В тот момент, когда Станислав выходил из павильона, он был схвачен тремя людьми; бывшими в засаде. Его взяли за шиворот и грубо поволокли к морю, равномерный всплеск которого уже доносился до его ушей. Поляк, не испытывая при этом ровно никакого удовольствия, поручил свою душу Богу. Около самой воды солдаты вдруг свернули в другом направлении и фамильярно втолкнули его в какой-то домишко, окруженный соснами. К нему подошел великий князь.

– Вы обладали моей женой?

– Монсиньор, как вы можете…

– Скажите мне правду. Если вы будете со мной откровенны, то все еще может устроиться!

– И все же даже в угоду вашему высочеству я не могу сказать, что делал то, чего я не делал!

– Раз вы упрямитесь, то вы останетесь под арестом вплоть до дальнейших распоряжений.

В течение двух часов Понятовский размышлял, предоставленный собственным думам. Главный следователь тайной канцелярии явился к нему с допросом.

– Мне кажется, сударь, что вы сами понимаете, – заявил пленник, – что и для чести вашего Двора, равно как и для меня самого, важно, чтобы эта комедия кончилась возможно меньшим шумом и чтобы вы выпустили меня отсюда возможно скорее.

[Выдержки из набора данных]
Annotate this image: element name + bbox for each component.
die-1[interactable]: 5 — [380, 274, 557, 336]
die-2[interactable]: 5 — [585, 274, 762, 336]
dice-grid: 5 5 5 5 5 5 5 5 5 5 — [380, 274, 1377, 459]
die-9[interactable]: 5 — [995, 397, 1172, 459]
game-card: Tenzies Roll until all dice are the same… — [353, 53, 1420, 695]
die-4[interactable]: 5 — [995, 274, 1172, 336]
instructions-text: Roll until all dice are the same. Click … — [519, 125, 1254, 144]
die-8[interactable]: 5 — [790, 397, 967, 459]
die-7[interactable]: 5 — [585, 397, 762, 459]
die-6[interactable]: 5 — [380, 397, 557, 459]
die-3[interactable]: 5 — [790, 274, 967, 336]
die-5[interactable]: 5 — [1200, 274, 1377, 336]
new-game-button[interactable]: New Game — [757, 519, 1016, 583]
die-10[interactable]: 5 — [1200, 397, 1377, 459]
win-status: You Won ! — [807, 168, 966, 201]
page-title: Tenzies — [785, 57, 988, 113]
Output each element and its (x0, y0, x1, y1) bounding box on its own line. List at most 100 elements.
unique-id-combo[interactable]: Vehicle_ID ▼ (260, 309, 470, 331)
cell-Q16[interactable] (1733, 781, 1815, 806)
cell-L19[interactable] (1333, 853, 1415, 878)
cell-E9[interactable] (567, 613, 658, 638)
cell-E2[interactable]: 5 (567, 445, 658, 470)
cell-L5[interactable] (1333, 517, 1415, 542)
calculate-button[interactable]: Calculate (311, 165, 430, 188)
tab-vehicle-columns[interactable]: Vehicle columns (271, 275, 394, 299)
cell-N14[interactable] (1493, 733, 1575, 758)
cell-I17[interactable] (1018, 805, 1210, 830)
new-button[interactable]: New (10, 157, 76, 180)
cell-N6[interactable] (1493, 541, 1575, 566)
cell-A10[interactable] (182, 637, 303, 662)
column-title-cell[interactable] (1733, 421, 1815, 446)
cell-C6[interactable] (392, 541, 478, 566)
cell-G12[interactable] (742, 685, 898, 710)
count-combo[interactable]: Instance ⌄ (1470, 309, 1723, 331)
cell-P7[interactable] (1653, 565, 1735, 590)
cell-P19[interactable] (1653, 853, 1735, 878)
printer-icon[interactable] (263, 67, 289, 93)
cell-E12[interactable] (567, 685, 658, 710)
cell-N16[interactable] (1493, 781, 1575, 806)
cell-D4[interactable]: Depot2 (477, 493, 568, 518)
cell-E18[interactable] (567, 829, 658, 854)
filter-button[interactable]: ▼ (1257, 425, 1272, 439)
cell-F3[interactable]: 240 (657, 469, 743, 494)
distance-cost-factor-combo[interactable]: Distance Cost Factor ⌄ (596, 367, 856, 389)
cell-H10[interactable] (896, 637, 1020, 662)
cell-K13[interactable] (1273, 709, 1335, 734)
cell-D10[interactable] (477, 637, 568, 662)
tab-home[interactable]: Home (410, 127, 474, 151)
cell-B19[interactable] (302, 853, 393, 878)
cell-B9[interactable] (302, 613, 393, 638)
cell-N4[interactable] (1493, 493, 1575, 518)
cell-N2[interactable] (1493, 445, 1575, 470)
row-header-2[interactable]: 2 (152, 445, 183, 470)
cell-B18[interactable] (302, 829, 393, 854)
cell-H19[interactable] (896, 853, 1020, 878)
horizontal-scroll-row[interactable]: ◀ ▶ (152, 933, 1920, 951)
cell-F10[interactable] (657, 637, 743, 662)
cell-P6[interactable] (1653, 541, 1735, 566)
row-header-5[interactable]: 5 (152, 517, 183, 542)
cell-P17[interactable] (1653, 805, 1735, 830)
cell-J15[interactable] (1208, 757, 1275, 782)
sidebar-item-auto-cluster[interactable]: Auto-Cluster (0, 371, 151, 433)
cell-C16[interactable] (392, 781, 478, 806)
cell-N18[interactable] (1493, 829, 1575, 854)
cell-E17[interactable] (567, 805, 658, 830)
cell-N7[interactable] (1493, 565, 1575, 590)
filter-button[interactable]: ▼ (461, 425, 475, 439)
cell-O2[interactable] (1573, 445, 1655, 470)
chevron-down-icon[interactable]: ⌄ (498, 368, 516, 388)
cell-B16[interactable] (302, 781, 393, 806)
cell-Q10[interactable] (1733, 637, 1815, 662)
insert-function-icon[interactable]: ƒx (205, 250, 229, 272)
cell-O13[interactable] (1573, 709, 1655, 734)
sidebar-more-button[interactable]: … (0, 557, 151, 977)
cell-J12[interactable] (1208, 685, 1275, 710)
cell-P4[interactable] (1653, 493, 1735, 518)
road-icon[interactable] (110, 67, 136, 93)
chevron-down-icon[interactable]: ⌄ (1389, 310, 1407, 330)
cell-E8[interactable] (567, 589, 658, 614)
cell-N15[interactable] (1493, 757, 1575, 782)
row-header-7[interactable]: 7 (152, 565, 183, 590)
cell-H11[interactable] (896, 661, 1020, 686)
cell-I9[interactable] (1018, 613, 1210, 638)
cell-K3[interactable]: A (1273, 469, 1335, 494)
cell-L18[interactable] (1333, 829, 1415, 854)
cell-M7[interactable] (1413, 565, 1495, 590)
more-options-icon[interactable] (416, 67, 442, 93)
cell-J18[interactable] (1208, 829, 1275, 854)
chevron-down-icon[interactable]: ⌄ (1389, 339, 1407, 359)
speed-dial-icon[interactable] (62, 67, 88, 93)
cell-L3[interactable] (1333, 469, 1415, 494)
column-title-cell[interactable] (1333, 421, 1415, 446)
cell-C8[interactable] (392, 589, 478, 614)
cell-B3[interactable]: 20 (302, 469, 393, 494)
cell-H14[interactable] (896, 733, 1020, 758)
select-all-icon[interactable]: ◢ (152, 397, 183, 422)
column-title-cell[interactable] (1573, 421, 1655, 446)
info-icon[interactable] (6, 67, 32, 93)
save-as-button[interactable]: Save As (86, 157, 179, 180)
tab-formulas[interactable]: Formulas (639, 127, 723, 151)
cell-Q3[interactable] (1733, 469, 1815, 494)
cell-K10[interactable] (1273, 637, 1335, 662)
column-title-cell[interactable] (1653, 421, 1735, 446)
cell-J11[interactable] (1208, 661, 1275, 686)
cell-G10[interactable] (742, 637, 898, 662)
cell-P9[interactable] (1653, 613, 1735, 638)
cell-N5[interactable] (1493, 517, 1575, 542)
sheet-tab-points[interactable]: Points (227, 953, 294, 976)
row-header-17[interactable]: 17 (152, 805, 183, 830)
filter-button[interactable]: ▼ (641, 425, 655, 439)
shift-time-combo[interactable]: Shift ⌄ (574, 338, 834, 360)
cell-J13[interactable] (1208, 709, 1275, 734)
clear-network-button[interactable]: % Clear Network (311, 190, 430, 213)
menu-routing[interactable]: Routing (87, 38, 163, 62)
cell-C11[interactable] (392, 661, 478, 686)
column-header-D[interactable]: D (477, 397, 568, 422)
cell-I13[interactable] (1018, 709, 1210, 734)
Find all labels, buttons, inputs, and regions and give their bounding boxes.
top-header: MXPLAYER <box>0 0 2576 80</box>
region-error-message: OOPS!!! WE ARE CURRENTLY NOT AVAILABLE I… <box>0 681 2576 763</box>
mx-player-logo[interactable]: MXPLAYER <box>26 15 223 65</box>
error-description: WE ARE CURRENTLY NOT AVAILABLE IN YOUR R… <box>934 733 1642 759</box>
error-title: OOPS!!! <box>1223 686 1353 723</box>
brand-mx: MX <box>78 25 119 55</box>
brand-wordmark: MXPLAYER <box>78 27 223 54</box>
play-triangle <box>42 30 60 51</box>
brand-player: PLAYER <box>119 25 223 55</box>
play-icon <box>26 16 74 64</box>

### ЧТО НУЖНО СДЕЛАТЬ:
- A) Сколько человек схватили Станислава, когда он выходил из павильона, согласно исходному фрагменту?
- B) Перепишите из исходного фрагмента отрывок без изменений: начните со слов «В тот момент, когда», остановитесь после слов «нему с допросом.».
Отвечайте, опираясь только на исходный фрагмент.

### РЕЗУЛЬТАТЫ ПО ПОРЯДКУ:
- A) Трое людей, бывших в засаде.

- B)
В тот момент, когда Станислав выходил из павильона, он был схвачен тремя людьми; бывшими в засаде. Его взяли за шиворот и грубо поволокли к морю, равномерный всплеск которого уже доносился до его ушей. Поляк, не испытывая при этом ровно никакого удовольствия, поручил свою душу Богу. Около самой воды солдаты вдруг свернули в другом направлении и фамильярно втолкнули его в какой-то домишко, окруженный соснами. К нему подошел великий князь.

– Вы обладали моей женой?

– Монсиньор, как вы можете…

– Скажите мне правду. Если вы будете со мной откровенны, то все еще может устроиться!

– И все же даже в угоду вашему высочеству я не могу сказать, что делал то, чего я не делал!

– Раз вы упрямитесь, то вы останетесь под арестом вплоть до дальнейших распоряжений.

В течение двух часов Понятовский размышлял, предоставленный собственным думам. Главный следователь тайной канцелярии явился к нему с допросом.